━━━━━ EXERCISE MATERIALS ━━━━━

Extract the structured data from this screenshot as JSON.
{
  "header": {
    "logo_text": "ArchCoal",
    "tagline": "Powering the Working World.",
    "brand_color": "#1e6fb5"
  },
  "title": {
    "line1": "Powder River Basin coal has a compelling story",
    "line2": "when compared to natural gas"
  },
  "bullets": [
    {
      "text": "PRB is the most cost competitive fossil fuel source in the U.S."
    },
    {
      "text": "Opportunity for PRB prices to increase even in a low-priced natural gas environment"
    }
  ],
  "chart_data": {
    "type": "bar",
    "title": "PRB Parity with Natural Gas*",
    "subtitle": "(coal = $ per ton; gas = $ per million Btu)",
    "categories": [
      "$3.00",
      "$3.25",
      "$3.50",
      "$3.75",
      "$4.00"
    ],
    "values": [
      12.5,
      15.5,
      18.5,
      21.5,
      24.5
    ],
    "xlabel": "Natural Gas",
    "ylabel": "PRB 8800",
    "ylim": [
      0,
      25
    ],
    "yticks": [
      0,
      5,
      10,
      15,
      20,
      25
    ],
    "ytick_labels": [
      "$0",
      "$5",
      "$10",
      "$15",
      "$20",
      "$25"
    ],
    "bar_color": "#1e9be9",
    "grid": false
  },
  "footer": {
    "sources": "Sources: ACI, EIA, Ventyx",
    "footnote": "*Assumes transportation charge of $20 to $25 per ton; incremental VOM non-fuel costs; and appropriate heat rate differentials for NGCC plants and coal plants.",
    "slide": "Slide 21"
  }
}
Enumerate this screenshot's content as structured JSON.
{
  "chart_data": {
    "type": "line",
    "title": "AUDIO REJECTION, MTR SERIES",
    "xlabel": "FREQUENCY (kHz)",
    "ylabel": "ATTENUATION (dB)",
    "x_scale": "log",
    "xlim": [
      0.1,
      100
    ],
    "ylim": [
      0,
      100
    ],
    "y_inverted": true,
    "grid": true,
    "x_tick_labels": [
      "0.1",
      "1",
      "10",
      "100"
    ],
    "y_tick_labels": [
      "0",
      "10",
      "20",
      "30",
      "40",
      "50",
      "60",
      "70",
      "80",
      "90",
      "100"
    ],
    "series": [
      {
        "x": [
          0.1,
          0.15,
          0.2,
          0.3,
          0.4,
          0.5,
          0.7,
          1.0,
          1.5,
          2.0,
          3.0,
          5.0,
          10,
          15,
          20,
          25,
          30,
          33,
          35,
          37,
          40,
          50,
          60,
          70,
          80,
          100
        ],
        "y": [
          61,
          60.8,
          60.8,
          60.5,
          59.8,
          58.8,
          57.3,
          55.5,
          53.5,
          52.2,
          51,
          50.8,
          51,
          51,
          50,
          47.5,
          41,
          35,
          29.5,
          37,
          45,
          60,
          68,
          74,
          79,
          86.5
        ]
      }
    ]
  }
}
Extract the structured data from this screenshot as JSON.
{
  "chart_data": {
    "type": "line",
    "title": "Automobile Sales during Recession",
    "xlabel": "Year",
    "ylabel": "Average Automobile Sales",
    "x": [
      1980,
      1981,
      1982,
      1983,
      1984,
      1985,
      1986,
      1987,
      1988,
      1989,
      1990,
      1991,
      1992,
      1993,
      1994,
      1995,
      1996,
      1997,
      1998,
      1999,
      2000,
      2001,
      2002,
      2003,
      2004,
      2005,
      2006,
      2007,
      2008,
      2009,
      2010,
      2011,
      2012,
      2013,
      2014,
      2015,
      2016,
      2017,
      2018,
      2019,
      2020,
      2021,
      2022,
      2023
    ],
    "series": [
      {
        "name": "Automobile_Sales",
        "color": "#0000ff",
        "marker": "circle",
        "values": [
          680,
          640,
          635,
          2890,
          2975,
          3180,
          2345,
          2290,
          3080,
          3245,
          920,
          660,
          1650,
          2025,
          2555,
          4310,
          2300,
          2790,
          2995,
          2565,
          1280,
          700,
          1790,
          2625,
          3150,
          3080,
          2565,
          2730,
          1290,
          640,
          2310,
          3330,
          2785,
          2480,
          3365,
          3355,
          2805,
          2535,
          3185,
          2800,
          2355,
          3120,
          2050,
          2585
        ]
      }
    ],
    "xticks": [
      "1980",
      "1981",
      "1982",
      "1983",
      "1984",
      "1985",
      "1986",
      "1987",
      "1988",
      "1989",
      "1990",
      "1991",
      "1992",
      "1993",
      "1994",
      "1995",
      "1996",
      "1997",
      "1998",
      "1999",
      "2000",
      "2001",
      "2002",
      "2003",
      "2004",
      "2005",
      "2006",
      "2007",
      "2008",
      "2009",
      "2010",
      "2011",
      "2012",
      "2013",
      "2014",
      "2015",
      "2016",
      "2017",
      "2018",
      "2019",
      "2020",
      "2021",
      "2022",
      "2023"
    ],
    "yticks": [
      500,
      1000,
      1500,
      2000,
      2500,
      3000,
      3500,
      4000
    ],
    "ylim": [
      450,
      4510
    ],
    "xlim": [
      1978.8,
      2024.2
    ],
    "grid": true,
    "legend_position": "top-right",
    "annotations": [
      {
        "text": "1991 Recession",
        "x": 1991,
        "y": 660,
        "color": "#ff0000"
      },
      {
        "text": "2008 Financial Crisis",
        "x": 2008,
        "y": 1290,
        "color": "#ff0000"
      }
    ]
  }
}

━━━━━

Search the records above for "ylabel". Copy each line where it is found.

    "ylabel": "PRB 8800",
    "ylabel": "ATTENUATION (dB)",
    "ylabel": "Average Automobile Sales",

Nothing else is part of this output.